Information shown –
▼

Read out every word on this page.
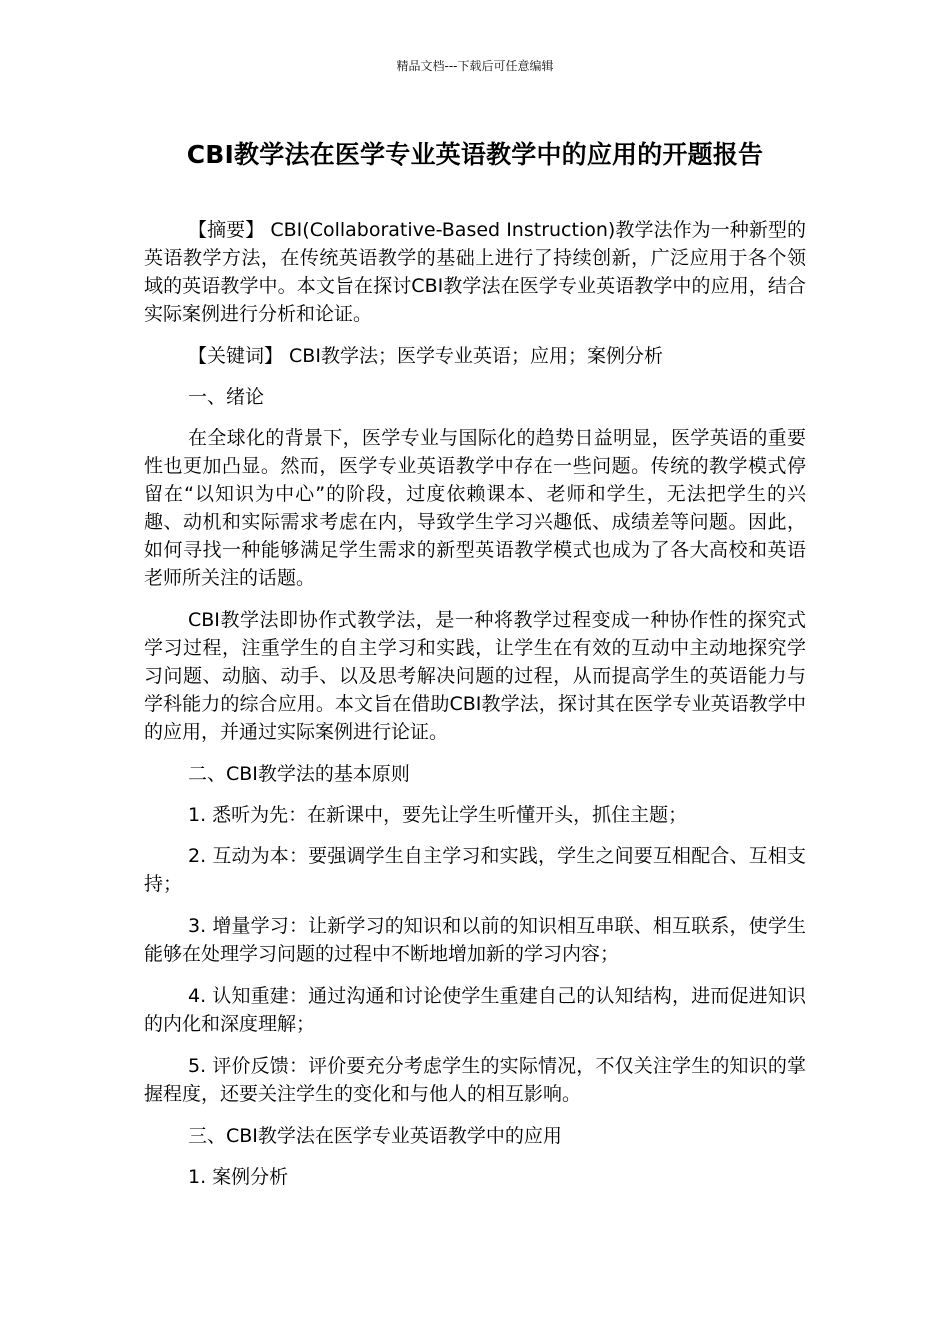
精品文档---下载后可任意编辑
CBI教学法在医学专业英语教学中的应用的开题报告

【摘要】 CBI(Collaborative-Based Instruction)教学法作为一种新型的英语教学方法，在传统英语教学的基础上进行了持续创新，广泛应用于各个领域的英语教学中。本文旨在探讨CBI教学法在医学专业英语教学中的应用，结合实际案例进行分析和论证。

【关键词】 CBI教学法；医学专业英语；应用；案例分析

一、绪论

在全球化的背景下，医学专业与国际化的趋势日益明显，医学英语的重要性也更加凸显。然而，医学专业英语教学中存在一些问题。传统的教学模式停留在“以知识为中心”的阶段，过度依赖课本、老师和学生，无法把学生的兴趣、动机和实际需求考虑在内，导致学生学习兴趣低、成绩差等问题。因此，如何寻找一种能够满足学生需求的新型英语教学模式也成为了各大高校和英语老师所关注的话题。

CBI教学法即协作式教学法，是一种将教学过程变成一种协作性的探究式学习过程，注重学生的自主学习和实践，让学生在有效的互动中主动地探究学习问题、动脑、动手、以及思考解决问题的过程，从而提高学生的英语能力与学科能力的综合应用。本文旨在借助CBI教学法，探讨其在医学专业英语教学中的应用，并通过实际案例进行论证。

二、CBI教学法的基本原则

1. 悉听为先：在新课中，要先让学生听懂开头，抓住主题；

2. 互动为本：要强调学生自主学习和实践，学生之间要互相配合、互相支持；

3. 增量学习：让新学习的知识和以前的知识相互串联、相互联系，使学生能够在处理学习问题的过程中不断地增加新的学习内容；

4. 认知重建：通过沟通和讨论使学生重建自己的认知结构，进而促进知识的内化和深度理解；

5. 评价反馈：评价要充分考虑学生的实际情况，不仅关注学生的知识的掌握程度，还要关注学生的变化和与他人的相互影响。

三、CBI教学法在医学专业英语教学中的应用

1. 案例分析
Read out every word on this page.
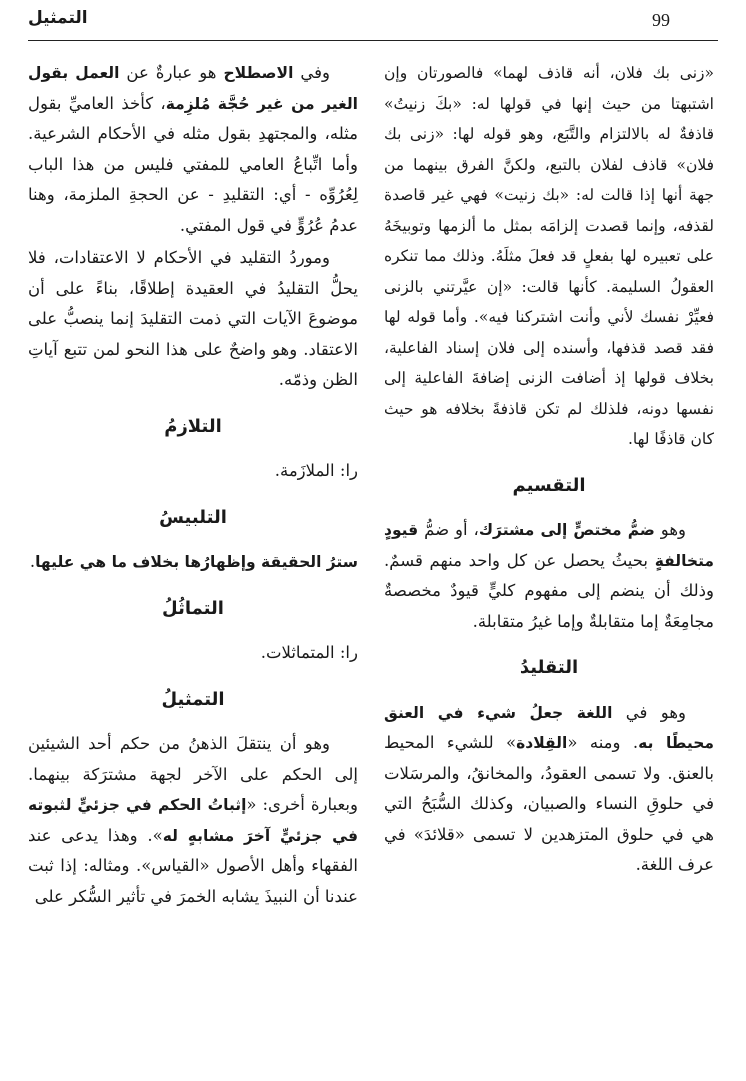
99
التمثيل

«زنى بك فلان، أنه قاذف لهما» فالصورتان وإن اشتبهتا من حيث إنها في قولها له: «بكَ زنيتُ» قاذفةٌ له بالالتزام والتَّبَع، وهو قوله لها: «زنى بك فلان» قاذف لفلان بالتبع، ولكنَّ الفرق بينهما من جهة أنها إذا قالت له: «بك زنيت» فهي غير قاصدة لقذفه، وإنما قصدت إلزامَه بمثل ما ألزمها وتوبيخَهُ على تعبيره لها بفعلٍ قد فعلَ مثلَهُ. وذلك مما تنكره العقولُ السليمة. كأنها قالت: «إن عيَّرتني بالزنى فعيِّرْ نفسك لأني وأنت اشتركنا فيه». وأما قوله لها فقد قصد قذفها، وأسنده إلى فلان إسناد الفاعلية، بخلاف قولها إذ أضافت الزنى إضافةَ الفاعلية إلى نفسها دونه، فلذلك لم تكن قاذفةً بخلافه هو حيث كان قاذفًا لها.

التقسيم

وهو ضمُّ مختصٍّ إلى مشترَك، أو ضمُّ قيودٍ متخالفةٍ بحيثُ يحصل عن كل واحد منهم قسمٌ. وذلك أن ينضم إلى مفهوم كليٍّ قيودٌ مخصصةٌ مجامِعَةٌ إما متقابلةٌ وإما غيرُ متقابلة.

التقليدُ

وهو في اللغة جعلُ شيء في العنق محيطًا به. ومنه «القِلادة» للشيء المحيط بالعنق. ولا تسمى العقودُ، والمخانقُ، والمرسَلات في حلوقِ النساء والصبيان، وكذلك السُّبَحُ التي هي في حلوق المتزهدين لا تسمى «قلائدَ» في عرف اللغة.

وفي الاصطلاح هو عبارةٌ عن العمل بقول الغير من غير حُجَّة مُلزِمة، كأخذ العاميِّ بقول مثله، والمجتهدِ بقول مثله في الأحكام الشرعية. وأما اتِّباعُ العامي للمفتي فليس من هذا الباب لِعُرُوِّه - أي: التقليدِ - عن الحجةِ الملزمة، وهنا عدمُ عُرُوٍّ في قول المفتي.

وموردُ التقليد في الأحكام لا الاعتقادات، فلا يحلُّ التقليدُ في العقيدة إطلاقًا، بناءً على أن موضوعَ الآيات التي ذمت التقليدَ إنما ينصبُّ على الاعتقاد. وهو واضحٌ على هذا النحو لمن تتبع آياتِ الظن وذمّه.

التلازمُ

را: الملازَمة.

التلبيسُ

سترُ الحقيقة وإظهارُها بخلاف ما هي عليها.

التماثُلُ

را: المتماثلات.

التمثيلُ

وهو أن ينتقلَ الذهنُ من حكم أحد الشيئين إلى الحكم على الآخر لجهة مشترَكة بينهما. وبعبارة أخرى: «إثباتُ الحكم في جزئيٍّ لثبوته في جزئيٍّ آخرَ مشابهٍ له». وهذا يدعى عند الفقهاء وأهل الأصول «القياس». ومثاله: إذا ثبت عندنا أن النبيذَ يشابه الخمرَ في تأثير السُّكر على
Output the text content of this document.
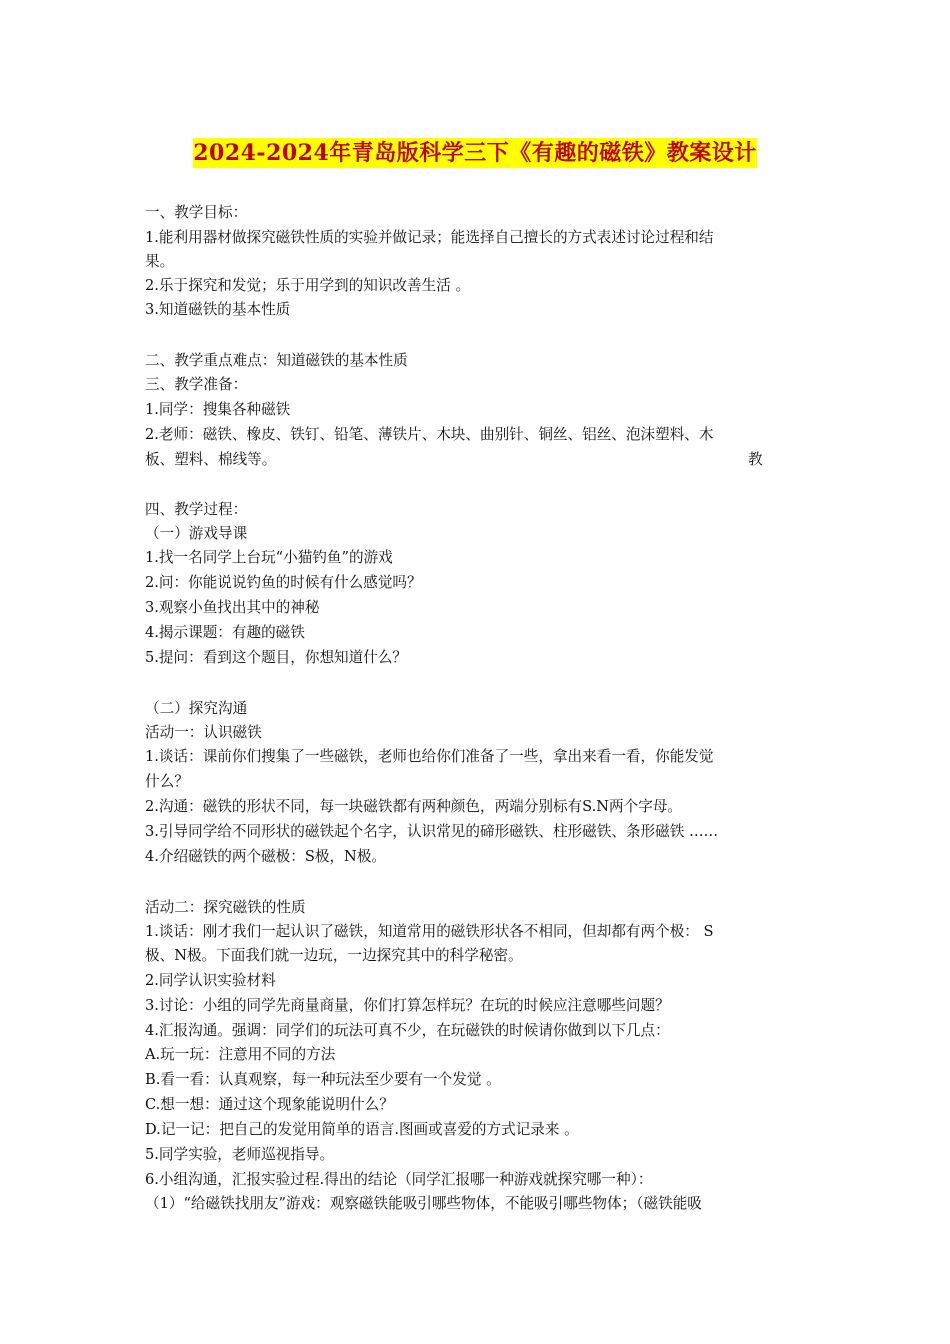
2024-2024年青岛版科学三下《有趣的磁铁》教案设计
一、教学目标：
1.能利用器材做探究磁铁性质的实验并做记录；能选择自己擅长的方式表述讨论过程和结
果。
2.乐于探究和发觉；乐于用学到的知识改善生活 。
3.知道磁铁的基本性质
二、教学重点难点：知道磁铁的基本性质
三、教学准备：
1.同学：搜集各种磁铁
2.老师：磁铁、橡皮、铁钉、铅笔、薄铁片、木块、曲别针、铜丝、铝丝、泡沫塑料、木
板、塑料、棉线等。	教
四、教学过程：
（一）游戏导课
1.找一名同学上台玩“小猫钓鱼”的游戏
2.问：你能说说钓鱼的时候有什么感觉吗？
3.观察小鱼找出其中的神秘
4.揭示课题：有趣的磁铁
5.提问：看到这个题目，你想知道什么？
（二）探究沟通
活动一：认识磁铁
1.谈话：课前你们搜集了一些磁铁，老师也给你们准备了一些，拿出来看一看，你能发觉
什么？
2.沟通：磁铁的形状不同，每一块磁铁都有两种颜色，两端分别标有S.N两个字母。
3.引导同学给不同形状的磁铁起个名字，认识常见的碲形磁铁、柱形磁铁、条形磁铁 ……
4.介绍磁铁的两个磁极：S极，N极。
活动二：探究磁铁的性质
1.谈话：刚才我们一起认识了磁铁，知道常用的磁铁形状各不相同，但却都有两个极： S
极、N极。下面我们就一边玩，一边探究其中的科学秘密。
2.同学认识实验材料
3.讨论：小组的同学先商量商量，你们打算怎样玩？在玩的时候应注意哪些问题？
4.汇报沟通。强调：同学们的玩法可真不少，在玩磁铁的时候请你做到以下几点：
A.玩一玩：注意用不同的方法
B.看一看：认真观察，每一种玩法至少要有一个发觉 。
C.想一想：通过这个现象能说明什么？
D.记一记：把自己的发觉用简单的语言.图画或喜爱的方式记录来 。
5.同学实验，老师巡视指导。
6.小组沟通，汇报实验过程.得出的结论（同学汇报哪一种游戏就探究哪一种）：
（1）“给磁铁找朋友”游戏：观察磁铁能吸引哪些物体，不能吸引哪些物体；（磁铁能吸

▲

Task to complete –
All the records need to be repeated exactly, with the images dropped.

Expected output –
Read out every word on this page.
精品文档---下载后可任意编辑
CBI教学法在医学专业英语教学中的应用的开题报告

【摘要】 CBI(Collaborative-Based Instruction)教学法作为一种新型的英语教学方法，在传统英语教学的基础上进行了持续创新，广泛应用于各个领域的英语教学中。本文旨在探讨CBI教学法在医学专业英语教学中的应用，结合实际案例进行分析和论证。

【关键词】 CBI教学法；医学专业英语；应用；案例分析

一、绪论

在全球化的背景下，医学专业与国际化的趋势日益明显，医学英语的重要性也更加凸显。然而，医学专业英语教学中存在一些问题。传统的教学模式停留在“以知识为中心”的阶段，过度依赖课本、老师和学生，无法把学生的兴趣、动机和实际需求考虑在内，导致学生学习兴趣低、成绩差等问题。因此，如何寻找一种能够满足学生需求的新型英语教学模式也成为了各大高校和英语老师所关注的话题。

CBI教学法即协作式教学法，是一种将教学过程变成一种协作性的探究式学习过程，注重学生的自主学习和实践，让学生在有效的互动中主动地探究学习问题、动脑、动手、以及思考解决问题的过程，从而提高学生的英语能力与学科能力的综合应用。本文旨在借助CBI教学法，探讨其在医学专业英语教学中的应用，并通过实际案例进行论证。

二、CBI教学法的基本原则

1. 悉听为先：在新课中，要先让学生听懂开头，抓住主题；

2. 互动为本：要强调学生自主学习和实践，学生之间要互相配合、互相支持；

3. 增量学习：让新学习的知识和以前的知识相互串联、相互联系，使学生能够在处理学习问题的过程中不断地增加新的学习内容；

4. 认知重建：通过沟通和讨论使学生重建自己的认知结构，进而促进知识的内化和深度理解；

5. 评价反馈：评价要充分考虑学生的实际情况，不仅关注学生的知识的掌握程度，还要关注学生的变化和与他人的相互影响。

三、CBI教学法在医学专业英语教学中的应用

1. 案例分析
Read out every word on this page.
99
التمثيل

«زنى بك فلان، أنه قاذف لهما» فالصورتان وإن اشتبهتا من حيث إنها في قولها له: «بكَ زنيتُ» قاذفةٌ له بالالتزام والتَّبَع، وهو قوله لها: «زنى بك فلان» قاذف لفلان بالتبع، ولكنَّ الفرق بينهما من جهة أنها إذا قالت له: «بك زنيت» فهي غير قاصدة لقذفه، وإنما قصدت إلزامَه بمثل ما ألزمها وتوبيخَهُ على تعبيره لها بفعلٍ قد فعلَ مثلَهُ. وذلك مما تنكره العقولُ السليمة. كأنها قالت: «إن عيَّرتني بالزنى فعيِّرْ نفسك لأني وأنت اشتركنا فيه». وأما قوله لها فقد قصد قذفها، وأسنده إلى فلان إسناد الفاعلية، بخلاف قولها إذ أضافت الزنى إضافةَ الفاعلية إلى نفسها دونه، فلذلك لم تكن قاذفةً بخلافه هو حيث كان قاذفًا لها.

التقسيم

وهو ضمُّ مختصٍّ إلى مشترَك، أو ضمُّ قيودٍ متخالفةٍ بحيثُ يحصل عن كل واحد منهم قسمٌ. وذلك أن ينضم إلى مفهوم كليٍّ قيودٌ مخصصةٌ مجامِعَةٌ إما متقابلةٌ وإما غيرُ متقابلة.

التقليدُ

وهو في اللغة جعلُ شيء في العنق محيطًا به. ومنه «القِلادة» للشيء المحيط بالعنق. ولا تسمى العقودُ، والمخانقُ، والمرسَلات في حلوقِ النساء والصبيان، وكذلك السُّبَحُ التي هي في حلوق المتزهدين لا تسمى «قلائدَ» في عرف اللغة.

وفي الاصطلاح هو عبارةٌ عن العمل بقول الغير من غير حُجَّة مُلزِمة، كأخذ العاميِّ بقول مثله، والمجتهدِ بقول مثله في الأحكام الشرعية. وأما اتِّباعُ العامي للمفتي فليس من هذا الباب لِعُرُوِّه - أي: التقليدِ - عن الحجةِ الملزمة، وهنا عدمُ عُرُوٍّ في قول المفتي.

وموردُ التقليد في الأحكام لا الاعتقادات، فلا يحلُّ التقليدُ في العقيدة إطلاقًا، بناءً على أن موضوعَ الآيات التي ذمت التقليدَ إنما ينصبُّ على الاعتقاد. وهو واضحٌ على هذا النحو لمن تتبع آياتِ الظن وذمّه.

التلازمُ

را: الملازَمة.

التلبيسُ

سترُ الحقيقة وإظهارُها بخلاف ما هي عليها.

التماثُلُ

را: المتماثلات.

التمثيلُ

وهو أن ينتقلَ الذهنُ من حكم أحد الشيئين إلى الحكم على الآخر لجهة مشترَكة بينهما. وبعبارة أخرى: «إثباتُ الحكم في جزئيٍّ لثبوته في جزئيٍّ آخرَ مشابهٍ له». وهذا يدعى عند الفقهاء وأهل الأصول «القياس». ومثاله: إذا ثبت عندنا أن النبيذَ يشابه الخمرَ في تأثير السُّكر على
Output the text content of this document.
2024-2024年青岛版科学三下《有趣的磁铁》教案设计
一、教学目标：
1.能利用器材做探究磁铁性质的实验并做记录；能选择自己擅长的方式表述讨论过程和结
果。
2.乐于探究和发觉；乐于用学到的知识改善生活 。
3.知道磁铁的基本性质
二、教学重点难点：知道磁铁的基本性质
三、教学准备：
1.同学：搜集各种磁铁
2.老师：磁铁、橡皮、铁钉、铅笔、薄铁片、木块、曲别针、铜丝、铝丝、泡沫塑料、木
板、塑料、棉线等。	教
四、教学过程：
（一）游戏导课
1.找一名同学上台玩“小猫钓鱼”的游戏
2.问：你能说说钓鱼的时候有什么感觉吗？
3.观察小鱼找出其中的神秘
4.揭示课题：有趣的磁铁
5.提问：看到这个题目，你想知道什么？
（二）探究沟通
活动一：认识磁铁
1.谈话：课前你们搜集了一些磁铁，老师也给你们准备了一些，拿出来看一看，你能发觉
什么？
2.沟通：磁铁的形状不同，每一块磁铁都有两种颜色，两端分别标有S.N两个字母。
3.引导同学给不同形状的磁铁起个名字，认识常见的碲形磁铁、柱形磁铁、条形磁铁 ……
4.介绍磁铁的两个磁极：S极，N极。
活动二：探究磁铁的性质
1.谈话：刚才我们一起认识了磁铁，知道常用的磁铁形状各不相同，但却都有两个极： S
极、N极。下面我们就一边玩，一边探究其中的科学秘密。
2.同学认识实验材料
3.讨论：小组的同学先商量商量，你们打算怎样玩？在玩的时候应注意哪些问题？
4.汇报沟通。强调：同学们的玩法可真不少，在玩磁铁的时候请你做到以下几点：
A.玩一玩：注意用不同的方法
B.看一看：认真观察，每一种玩法至少要有一个发觉 。
C.想一想：通过这个现象能说明什么？
D.记一记：把自己的发觉用简单的语言.图画或喜爱的方式记录来 。
5.同学实验，老师巡视指导。
6.小组沟通，汇报实验过程.得出的结论（同学汇报哪一种游戏就探究哪一种）：
（1）“给磁铁找朋友”游戏：观察磁铁能吸引哪些物体，不能吸引哪些物体；（磁铁能吸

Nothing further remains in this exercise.